= Set task A =
Change "Ellipse shape" to "Oval shape" in the records, starting at their first line and ending after the line that contains "Text: 0.0%: 0.0% bbox=[98, 856, 141, 874]". Leave everything else unchanged, and give back only those lines.

So it’s fitting that the latest sordid turn in these sagas involves none other than Thomas’s recreational vehicle, that symbol of his yearning to escape Washington to mingle with reg’lar folk who don’t subject each other to the viciousness he faces in the capital.

Thomas is still refusing to reveal whether he repaid the principal on the $267,000 loan that he received from Anthony Welters, a wealthy health care executive and personal friend, to purchase his R.V. in 1999, according to a letter that Senators Ron Wyden and Sheldon Whitehouse have sent to an attorney for Thomas.

Thomas also has yet to say whether the loan’s principal was forgiven by the lender, the Democrats argue in the letter, which was obtained by The New Republic. If it was forgiven all or in part, the senators say, it could constitute “a significant amount of taxable income” that should be reported on federal tax returns.

“Your client’s refusal to clarify how the loan was resolved raises serious concerns regarding violations of federal tax laws,” the senators write. Wyden chairs the Finance Committee, and Whitehouse chairs the Judiciary Committee’s panel on federal courts, both of which are spearheading an investigation of Supreme Court ethics scandals.

The tale involving this R.V. constitutes one of the higher-profile instances of Thomas potentially accepting a form of income from wealthy benefactors, resulting in a drumbeat of stories that have shaken the court. Though Thomas’s frequent depiction of his Prevost Marathon R.V. (which he purchased used) as a sign of his affection for salt-of-the-earth leisure activities appears sincere, it’s also a luxury vehicle and an extremely pricey asset, perhaps comparable to a medium-size yacht.

The whole saga began when The New York Times revealed last summer that Thomas had purchased the R.V. in 1999 for $267,230 with financing from Welters that Thomas almost certainly could not have obtained from a bank, as experts told the Times.

In response to the paper’s questions, Welters—a longtime friend who grew up poor, as Thomas did, and went on to amass a reported $80 million fortune in the health care industry—would say only that the loan was “satisfied.” As the Times noted, this doesn’t mean the loan was paid back.

= Material provided =
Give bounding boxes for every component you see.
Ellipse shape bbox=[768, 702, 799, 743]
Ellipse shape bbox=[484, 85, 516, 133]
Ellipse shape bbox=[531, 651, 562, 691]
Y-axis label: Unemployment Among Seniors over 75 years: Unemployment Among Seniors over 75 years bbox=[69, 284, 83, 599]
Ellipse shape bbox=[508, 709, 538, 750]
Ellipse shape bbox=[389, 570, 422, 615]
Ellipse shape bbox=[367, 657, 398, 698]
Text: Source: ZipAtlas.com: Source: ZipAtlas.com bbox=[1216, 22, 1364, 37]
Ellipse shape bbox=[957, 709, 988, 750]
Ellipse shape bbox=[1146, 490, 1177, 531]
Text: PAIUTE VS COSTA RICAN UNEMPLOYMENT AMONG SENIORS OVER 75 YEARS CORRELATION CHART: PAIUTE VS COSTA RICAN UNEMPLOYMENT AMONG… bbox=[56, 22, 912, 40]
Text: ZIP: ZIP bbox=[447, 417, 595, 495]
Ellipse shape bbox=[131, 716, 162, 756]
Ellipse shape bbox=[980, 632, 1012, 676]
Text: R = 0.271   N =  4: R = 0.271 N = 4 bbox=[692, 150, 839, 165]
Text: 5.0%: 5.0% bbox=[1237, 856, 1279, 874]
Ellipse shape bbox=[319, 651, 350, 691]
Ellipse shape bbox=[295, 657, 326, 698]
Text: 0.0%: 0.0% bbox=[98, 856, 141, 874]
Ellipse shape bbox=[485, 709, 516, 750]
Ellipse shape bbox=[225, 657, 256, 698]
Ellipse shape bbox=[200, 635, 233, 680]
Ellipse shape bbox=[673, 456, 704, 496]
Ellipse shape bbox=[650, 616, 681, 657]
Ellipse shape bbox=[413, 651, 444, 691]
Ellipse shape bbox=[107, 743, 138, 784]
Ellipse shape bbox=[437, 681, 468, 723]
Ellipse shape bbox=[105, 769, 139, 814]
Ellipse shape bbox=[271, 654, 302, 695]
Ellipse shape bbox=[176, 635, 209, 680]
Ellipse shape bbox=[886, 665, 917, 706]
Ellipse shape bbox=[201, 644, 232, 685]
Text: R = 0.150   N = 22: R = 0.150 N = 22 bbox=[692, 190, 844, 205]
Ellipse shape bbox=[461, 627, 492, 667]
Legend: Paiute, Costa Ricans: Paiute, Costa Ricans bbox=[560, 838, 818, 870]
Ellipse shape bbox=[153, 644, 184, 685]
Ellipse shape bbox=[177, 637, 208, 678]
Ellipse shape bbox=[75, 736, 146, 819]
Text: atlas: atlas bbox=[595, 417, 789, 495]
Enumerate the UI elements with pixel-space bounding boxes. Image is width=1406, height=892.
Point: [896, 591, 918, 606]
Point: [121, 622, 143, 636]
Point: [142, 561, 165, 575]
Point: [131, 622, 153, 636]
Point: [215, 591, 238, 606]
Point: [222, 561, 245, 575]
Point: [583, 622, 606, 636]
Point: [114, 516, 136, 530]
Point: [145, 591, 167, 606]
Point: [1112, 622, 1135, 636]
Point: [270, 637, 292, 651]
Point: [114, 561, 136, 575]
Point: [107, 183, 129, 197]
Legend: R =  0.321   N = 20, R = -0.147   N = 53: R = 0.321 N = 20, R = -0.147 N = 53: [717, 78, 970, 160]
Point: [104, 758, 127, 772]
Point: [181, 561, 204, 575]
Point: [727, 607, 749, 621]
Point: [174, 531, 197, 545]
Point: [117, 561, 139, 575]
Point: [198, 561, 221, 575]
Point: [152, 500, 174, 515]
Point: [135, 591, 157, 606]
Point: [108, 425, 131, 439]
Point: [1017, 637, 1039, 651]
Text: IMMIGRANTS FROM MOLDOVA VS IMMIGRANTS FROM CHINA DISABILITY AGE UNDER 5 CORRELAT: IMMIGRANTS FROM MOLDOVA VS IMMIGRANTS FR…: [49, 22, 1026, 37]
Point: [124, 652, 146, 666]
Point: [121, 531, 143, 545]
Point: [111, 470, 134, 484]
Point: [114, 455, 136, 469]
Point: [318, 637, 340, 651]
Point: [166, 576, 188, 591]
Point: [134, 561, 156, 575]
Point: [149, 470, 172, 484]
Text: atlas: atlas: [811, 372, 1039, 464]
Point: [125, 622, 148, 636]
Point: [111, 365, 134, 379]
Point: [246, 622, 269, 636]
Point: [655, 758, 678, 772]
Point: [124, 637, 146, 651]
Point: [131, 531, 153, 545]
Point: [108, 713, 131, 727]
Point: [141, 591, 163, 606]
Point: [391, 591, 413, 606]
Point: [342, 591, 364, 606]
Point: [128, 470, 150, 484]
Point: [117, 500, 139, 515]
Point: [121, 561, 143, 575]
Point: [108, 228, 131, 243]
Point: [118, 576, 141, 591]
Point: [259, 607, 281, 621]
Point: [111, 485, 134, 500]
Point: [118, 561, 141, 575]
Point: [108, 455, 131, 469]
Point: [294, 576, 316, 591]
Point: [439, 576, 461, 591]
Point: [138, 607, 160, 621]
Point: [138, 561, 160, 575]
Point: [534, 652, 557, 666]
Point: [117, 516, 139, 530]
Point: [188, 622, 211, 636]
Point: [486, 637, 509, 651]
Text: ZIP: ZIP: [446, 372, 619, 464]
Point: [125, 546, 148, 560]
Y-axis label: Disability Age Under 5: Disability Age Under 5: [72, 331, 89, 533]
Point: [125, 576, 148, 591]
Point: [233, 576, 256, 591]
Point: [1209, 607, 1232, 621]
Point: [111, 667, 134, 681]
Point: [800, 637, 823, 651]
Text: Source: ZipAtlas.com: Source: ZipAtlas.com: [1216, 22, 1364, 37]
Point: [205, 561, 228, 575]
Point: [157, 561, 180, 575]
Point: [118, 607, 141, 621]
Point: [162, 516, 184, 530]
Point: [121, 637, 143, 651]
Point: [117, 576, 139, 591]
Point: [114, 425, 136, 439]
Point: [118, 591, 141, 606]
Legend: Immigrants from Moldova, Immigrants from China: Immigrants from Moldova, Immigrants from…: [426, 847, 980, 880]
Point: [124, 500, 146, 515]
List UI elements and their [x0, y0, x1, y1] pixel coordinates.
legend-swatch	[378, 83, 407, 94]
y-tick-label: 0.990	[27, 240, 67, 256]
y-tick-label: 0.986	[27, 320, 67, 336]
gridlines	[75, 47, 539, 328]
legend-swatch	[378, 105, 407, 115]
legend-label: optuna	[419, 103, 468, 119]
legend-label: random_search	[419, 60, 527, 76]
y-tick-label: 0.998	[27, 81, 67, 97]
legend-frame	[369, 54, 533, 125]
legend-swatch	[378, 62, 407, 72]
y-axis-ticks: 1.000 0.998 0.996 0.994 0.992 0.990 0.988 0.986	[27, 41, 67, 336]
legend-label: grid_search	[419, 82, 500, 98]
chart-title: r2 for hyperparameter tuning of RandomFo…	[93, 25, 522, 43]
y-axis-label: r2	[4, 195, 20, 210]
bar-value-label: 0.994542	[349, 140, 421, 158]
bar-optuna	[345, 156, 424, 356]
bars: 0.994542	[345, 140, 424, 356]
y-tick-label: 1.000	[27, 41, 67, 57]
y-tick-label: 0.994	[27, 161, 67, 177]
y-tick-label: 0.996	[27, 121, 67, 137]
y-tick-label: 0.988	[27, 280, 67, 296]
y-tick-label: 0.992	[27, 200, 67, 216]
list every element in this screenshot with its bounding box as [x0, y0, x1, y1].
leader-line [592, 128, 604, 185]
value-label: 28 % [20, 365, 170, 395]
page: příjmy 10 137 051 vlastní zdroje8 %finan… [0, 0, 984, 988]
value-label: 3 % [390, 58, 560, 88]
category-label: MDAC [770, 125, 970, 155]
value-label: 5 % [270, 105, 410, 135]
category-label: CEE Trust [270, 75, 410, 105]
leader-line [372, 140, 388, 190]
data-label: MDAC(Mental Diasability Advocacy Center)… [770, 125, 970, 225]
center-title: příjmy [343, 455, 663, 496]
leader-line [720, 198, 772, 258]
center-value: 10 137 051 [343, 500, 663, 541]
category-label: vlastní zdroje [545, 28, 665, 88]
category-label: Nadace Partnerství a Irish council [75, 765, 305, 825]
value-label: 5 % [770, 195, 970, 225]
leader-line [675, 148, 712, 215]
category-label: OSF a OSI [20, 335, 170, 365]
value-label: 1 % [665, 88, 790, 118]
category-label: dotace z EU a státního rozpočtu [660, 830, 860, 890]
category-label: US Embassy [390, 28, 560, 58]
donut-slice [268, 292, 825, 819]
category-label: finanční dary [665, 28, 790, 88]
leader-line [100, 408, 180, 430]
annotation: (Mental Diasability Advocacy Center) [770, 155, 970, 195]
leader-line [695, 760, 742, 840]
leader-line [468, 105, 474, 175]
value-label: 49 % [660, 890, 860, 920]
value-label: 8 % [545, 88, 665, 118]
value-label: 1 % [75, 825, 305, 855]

= Set task B =
According to the supplied text, what price did The New York Times report Thomas paid for his R.V. in 1999?

= Solution A =
Give bounding boxes for every component you see.
Oval shape bbox=[768, 702, 799, 743]
Oval shape bbox=[484, 85, 516, 133]
Oval shape bbox=[531, 651, 562, 691]
Y-axis label: Unemployment Among Seniors over 75 years: Unemployment Among Seniors over 75 years bbox=[69, 284, 83, 599]
Oval shape bbox=[508, 709, 538, 750]
Oval shape bbox=[389, 570, 422, 615]
Oval shape bbox=[367, 657, 398, 698]
Text: Source: ZipAtlas.com: Source: ZipAtlas.com bbox=[1216, 22, 1364, 37]
Oval shape bbox=[957, 709, 988, 750]
Oval shape bbox=[1146, 490, 1177, 531]
Text: PAIUTE VS COSTA RICAN UNEMPLOYMENT AMONG SENIORS OVER 75 YEARS CORRELATION CHART: PAIUTE VS COSTA RICAN UNEMPLOYMENT AMONG… bbox=[56, 22, 912, 40]
Text: ZIP: ZIP bbox=[447, 417, 595, 495]
Oval shape bbox=[131, 716, 162, 756]
Oval shape bbox=[980, 632, 1012, 676]
Text: R = 0.271   N =  4: R = 0.271 N = 4 bbox=[692, 150, 839, 165]
Text: 5.0%: 5.0% bbox=[1237, 856, 1279, 874]
Oval shape bbox=[319, 651, 350, 691]
Oval shape bbox=[295, 657, 326, 698]
Text: 0.0%: 0.0% bbox=[98, 856, 141, 874]

= Solution B =
$267,230